-- Raw records start --

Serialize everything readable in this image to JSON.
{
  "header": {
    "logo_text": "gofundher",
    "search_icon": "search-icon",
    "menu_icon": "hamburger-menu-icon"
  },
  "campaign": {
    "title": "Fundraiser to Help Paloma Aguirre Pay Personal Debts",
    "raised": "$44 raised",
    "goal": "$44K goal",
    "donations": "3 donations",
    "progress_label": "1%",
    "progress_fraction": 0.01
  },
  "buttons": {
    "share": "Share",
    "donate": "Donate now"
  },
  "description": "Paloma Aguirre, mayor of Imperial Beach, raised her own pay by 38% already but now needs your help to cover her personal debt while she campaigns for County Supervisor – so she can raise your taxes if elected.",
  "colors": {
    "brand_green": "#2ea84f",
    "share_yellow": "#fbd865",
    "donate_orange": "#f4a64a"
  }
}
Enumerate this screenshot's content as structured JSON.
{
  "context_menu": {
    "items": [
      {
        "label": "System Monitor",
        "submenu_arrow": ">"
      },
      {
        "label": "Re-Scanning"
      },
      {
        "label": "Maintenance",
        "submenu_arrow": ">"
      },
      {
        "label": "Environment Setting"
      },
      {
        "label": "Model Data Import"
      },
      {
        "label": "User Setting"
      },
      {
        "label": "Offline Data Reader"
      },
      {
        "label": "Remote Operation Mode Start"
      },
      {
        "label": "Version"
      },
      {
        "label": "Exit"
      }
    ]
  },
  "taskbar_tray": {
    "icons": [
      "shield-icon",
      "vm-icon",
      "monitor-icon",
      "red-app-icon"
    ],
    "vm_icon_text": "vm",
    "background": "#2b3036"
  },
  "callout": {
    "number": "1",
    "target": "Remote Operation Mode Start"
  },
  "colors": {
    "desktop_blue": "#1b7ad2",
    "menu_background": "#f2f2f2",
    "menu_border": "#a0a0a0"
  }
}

-- Raw records end --

** Problem description **
Reproduce, word for word, every line starting at the line that contains "Enumerate this screenshot's" and ending with the final line of the entries.

** The result **
Enumerate this screenshot's content as structured JSON.
{
  "context_menu": {
    "items": [
      {
        "label": "System Monitor",
        "submenu_arrow": ">"
      },
      {
        "label": "Re-Scanning"
      },
      {
        "label": "Maintenance",
        "submenu_arrow": ">"
      },
      {
        "label": "Environment Setting"
      },
      {
        "label": "Model Data Import"
      },
      {
        "label": "User Setting"
      },
      {
        "label": "Offline Data Reader"
      },
      {
        "label": "Remote Operation Mode Start"
      },
      {
        "label": "Version"
      },
      {
        "label": "Exit"
      }
    ]
  },
  "taskbar_tray": {
    "icons": [
      "shield-icon",
      "vm-icon",
      "monitor-icon",
      "red-app-icon"
    ],
    "vm_icon_text": "vm",
    "background": "#2b3036"
  },
  "callout": {
    "number": "1",
    "target": "Remote Operation Mode Start"
  },
  "colors": {
    "desktop_blue": "#1b7ad2",
    "menu_background": "#f2f2f2",
    "menu_border": "#a0a0a0"
  }
}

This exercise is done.